(Dataset records)
· · ·

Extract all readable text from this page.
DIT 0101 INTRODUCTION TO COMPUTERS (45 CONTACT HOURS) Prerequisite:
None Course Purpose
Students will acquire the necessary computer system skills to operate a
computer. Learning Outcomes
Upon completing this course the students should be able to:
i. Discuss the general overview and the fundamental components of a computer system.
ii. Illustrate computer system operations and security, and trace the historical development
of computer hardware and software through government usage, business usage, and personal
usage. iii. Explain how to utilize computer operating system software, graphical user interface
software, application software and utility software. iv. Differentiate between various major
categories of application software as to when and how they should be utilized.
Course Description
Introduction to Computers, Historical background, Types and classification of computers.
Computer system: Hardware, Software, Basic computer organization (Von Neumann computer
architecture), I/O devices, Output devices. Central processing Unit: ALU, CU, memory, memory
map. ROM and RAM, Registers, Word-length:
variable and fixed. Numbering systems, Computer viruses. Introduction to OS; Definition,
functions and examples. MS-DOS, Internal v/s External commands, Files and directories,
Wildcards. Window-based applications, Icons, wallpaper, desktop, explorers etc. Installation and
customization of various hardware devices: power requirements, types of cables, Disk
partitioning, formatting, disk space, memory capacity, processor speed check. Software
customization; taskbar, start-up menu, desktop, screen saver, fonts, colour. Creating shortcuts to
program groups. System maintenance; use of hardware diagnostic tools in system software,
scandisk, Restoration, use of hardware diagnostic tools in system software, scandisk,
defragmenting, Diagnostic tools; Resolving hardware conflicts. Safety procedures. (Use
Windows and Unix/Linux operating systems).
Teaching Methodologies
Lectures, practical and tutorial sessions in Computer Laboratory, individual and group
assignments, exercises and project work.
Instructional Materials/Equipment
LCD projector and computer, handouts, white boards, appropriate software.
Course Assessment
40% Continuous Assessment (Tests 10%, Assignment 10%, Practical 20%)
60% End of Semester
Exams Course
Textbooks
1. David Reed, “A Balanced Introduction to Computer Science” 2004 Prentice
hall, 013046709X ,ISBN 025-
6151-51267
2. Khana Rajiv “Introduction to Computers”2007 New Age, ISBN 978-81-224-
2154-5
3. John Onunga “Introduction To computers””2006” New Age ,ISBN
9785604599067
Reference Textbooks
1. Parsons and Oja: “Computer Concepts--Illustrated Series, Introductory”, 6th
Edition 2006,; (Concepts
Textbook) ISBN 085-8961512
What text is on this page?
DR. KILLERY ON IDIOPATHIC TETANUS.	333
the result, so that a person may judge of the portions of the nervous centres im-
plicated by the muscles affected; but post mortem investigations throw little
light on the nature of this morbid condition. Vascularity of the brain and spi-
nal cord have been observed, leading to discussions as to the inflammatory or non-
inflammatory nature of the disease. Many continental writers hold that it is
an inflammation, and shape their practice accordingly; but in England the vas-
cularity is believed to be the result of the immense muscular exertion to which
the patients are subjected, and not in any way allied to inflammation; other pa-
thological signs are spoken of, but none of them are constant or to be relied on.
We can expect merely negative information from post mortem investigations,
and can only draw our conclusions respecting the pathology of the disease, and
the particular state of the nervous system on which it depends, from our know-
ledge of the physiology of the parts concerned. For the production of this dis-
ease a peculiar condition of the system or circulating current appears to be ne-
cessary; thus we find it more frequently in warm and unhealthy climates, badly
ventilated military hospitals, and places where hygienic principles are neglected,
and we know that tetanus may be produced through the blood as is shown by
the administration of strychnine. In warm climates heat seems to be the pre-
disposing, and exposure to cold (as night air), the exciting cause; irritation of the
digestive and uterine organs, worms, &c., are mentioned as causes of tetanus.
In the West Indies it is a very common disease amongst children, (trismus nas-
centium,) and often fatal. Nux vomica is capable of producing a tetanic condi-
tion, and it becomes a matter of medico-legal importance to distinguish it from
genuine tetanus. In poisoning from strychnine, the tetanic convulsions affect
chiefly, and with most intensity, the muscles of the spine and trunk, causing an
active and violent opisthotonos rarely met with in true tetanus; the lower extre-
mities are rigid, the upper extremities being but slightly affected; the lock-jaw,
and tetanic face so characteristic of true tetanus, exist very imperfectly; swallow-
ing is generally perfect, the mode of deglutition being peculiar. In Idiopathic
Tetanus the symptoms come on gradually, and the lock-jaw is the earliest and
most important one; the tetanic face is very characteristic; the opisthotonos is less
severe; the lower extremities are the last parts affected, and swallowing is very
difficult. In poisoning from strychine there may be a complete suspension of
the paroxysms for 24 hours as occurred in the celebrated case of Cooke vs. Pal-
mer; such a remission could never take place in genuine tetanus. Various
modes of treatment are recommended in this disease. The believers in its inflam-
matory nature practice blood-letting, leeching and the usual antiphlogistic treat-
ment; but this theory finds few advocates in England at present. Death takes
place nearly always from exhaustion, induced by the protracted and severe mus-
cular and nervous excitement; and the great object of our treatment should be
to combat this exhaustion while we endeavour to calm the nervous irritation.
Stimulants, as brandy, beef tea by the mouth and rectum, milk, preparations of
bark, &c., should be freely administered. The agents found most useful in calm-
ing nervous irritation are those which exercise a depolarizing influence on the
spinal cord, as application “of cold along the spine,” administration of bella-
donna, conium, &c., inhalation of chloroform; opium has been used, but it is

· · ·

REQUIRED ACTION: So that the data stays intact, repeat all of it exactly.

WRITTEN RESPONSE:
Extract all readable text from this page.
DIT 0101 INTRODUCTION TO COMPUTERS (45 CONTACT HOURS) Prerequisite:
None Course Purpose
Students will acquire the necessary computer system skills to operate a
computer. Learning Outcomes
Upon completing this course the students should be able to:
i. Discuss the general overview and the fundamental components of a computer system.
ii. Illustrate computer system operations and security, and trace the historical development
of computer hardware and software through government usage, business usage, and personal
usage. iii. Explain how to utilize computer operating system software, graphical user interface
software, application software and utility software. iv. Differentiate between various major
categories of application software as to when and how they should be utilized.
Course Description
Introduction to Computers, Historical background, Types and classification of computers.
Computer system: Hardware, Software, Basic computer organization (Von Neumann computer
architecture), I/O devices, Output devices. Central processing Unit: ALU, CU, memory, memory
map. ROM and RAM, Registers, Word-length:
variable and fixed. Numbering systems, Computer viruses. Introduction to OS; Definition,
functions and examples. MS-DOS, Internal v/s External commands, Files and directories,
Wildcards. Window-based applications, Icons, wallpaper, desktop, explorers etc. Installation and
customization of various hardware devices: power requirements, types of cables, Disk
partitioning, formatting, disk space, memory capacity, processor speed check. Software
customization; taskbar, start-up menu, desktop, screen saver, fonts, colour. Creating shortcuts to
program groups. System maintenance; use of hardware diagnostic tools in system software,
scandisk, Restoration, use of hardware diagnostic tools in system software, scandisk,
defragmenting, Diagnostic tools; Resolving hardware conflicts. Safety procedures. (Use
Windows and Unix/Linux operating systems).
Teaching Methodologies
Lectures, practical and tutorial sessions in Computer Laboratory, individual and group
assignments, exercises and project work.
Instructional Materials/Equipment
LCD projector and computer, handouts, white boards, appropriate software.
Course Assessment
40% Continuous Assessment (Tests 10%, Assignment 10%, Practical 20%)
60% End of Semester
Exams Course
Textbooks
1. David Reed, “A Balanced Introduction to Computer Science” 2004 Prentice
hall, 013046709X ,ISBN 025-
6151-51267
2. Khana Rajiv “Introduction to Computers”2007 New Age, ISBN 978-81-224-
2154-5
3. John Onunga “Introduction To computers””2006” New Age ,ISBN
9785604599067
Reference Textbooks
1. Parsons and Oja: “Computer Concepts--Illustrated Series, Introductory”, 6th
Edition 2006,; (Concepts
Textbook) ISBN 085-8961512
What text is on this page?
DR. KILLERY ON IDIOPATHIC TETANUS.	333
the result, so that a person may judge of the portions of the nervous centres im-
plicated by the muscles affected; but post mortem investigations throw little
light on the nature of this morbid condition. Vascularity of the brain and spi-
nal cord have been observed, leading to discussions as to the inflammatory or non-
inflammatory nature of the disease. Many continental writers hold that it is
an inflammation, and shape their practice accordingly; but in England the vas-
cularity is believed to be the result of the immense muscular exertion to which
the patients are subjected, and not in any way allied to inflammation; other pa-
thological signs are spoken of, but none of them are constant or to be relied on.
We can expect merely negative information from post mortem investigations,
and can only draw our conclusions respecting the pathology of the disease, and
the particular state of the nervous system on which it depends, from our know-
ledge of the physiology of the parts concerned. For the production of this dis-
ease a peculiar condition of the system or circulating current appears to be ne-
cessary; thus we find it more frequently in warm and unhealthy climates, badly
ventilated military hospitals, and places where hygienic principles are neglected,
and we know that tetanus may be produced through the blood as is shown by
the administration of strychnine. In warm climates heat seems to be the pre-
disposing, and exposure to cold (as night air), the exciting cause; irritation of the
digestive and uterine organs, worms, &c., are mentioned as causes of tetanus.
In the West Indies it is a very common disease amongst children, (trismus nas-
centium,) and often fatal. Nux vomica is capable of producing a tetanic condi-
tion, and it becomes a matter of medico-legal importance to distinguish it from
genuine tetanus. In poisoning from strychnine, the tetanic convulsions affect
chiefly, and with most intensity, the muscles of the spine and trunk, causing an
active and violent opisthotonos rarely met with in true tetanus; the lower extre-
mities are rigid, the upper extremities being but slightly affected; the lock-jaw,
and tetanic face so characteristic of true tetanus, exist very imperfectly; swallow-
ing is generally perfect, the mode of deglutition being peculiar. In Idiopathic
Tetanus the symptoms come on gradually, and the lock-jaw is the earliest and
most important one; the tetanic face is very characteristic; the opisthotonos is less
severe; the lower extremities are the last parts affected, and swallowing is very
difficult. In poisoning from strychine there may be a complete suspension of
the paroxysms for 24 hours as occurred in the celebrated case of Cooke vs. Pal-
mer; such a remission could never take place in genuine tetanus. Various
modes of treatment are recommended in this disease. The believers in its inflam-
matory nature practice blood-letting, leeching and the usual antiphlogistic treat-
ment; but this theory finds few advocates in England at present. Death takes
place nearly always from exhaustion, induced by the protracted and severe mus-
cular and nervous excitement; and the great object of our treatment should be
to combat this exhaustion while we endeavour to calm the nervous irritation.
Stimulants, as brandy, beef tea by the mouth and rectum, milk, preparations of
bark, &c., should be freely administered. The agents found most useful in calm-
ing nervous irritation are those which exercise a depolarizing influence on the
spinal cord, as application “of cold along the spine,” administration of bella-
donna, conium, &c., inhalation of chloroform; opium has been used, but it is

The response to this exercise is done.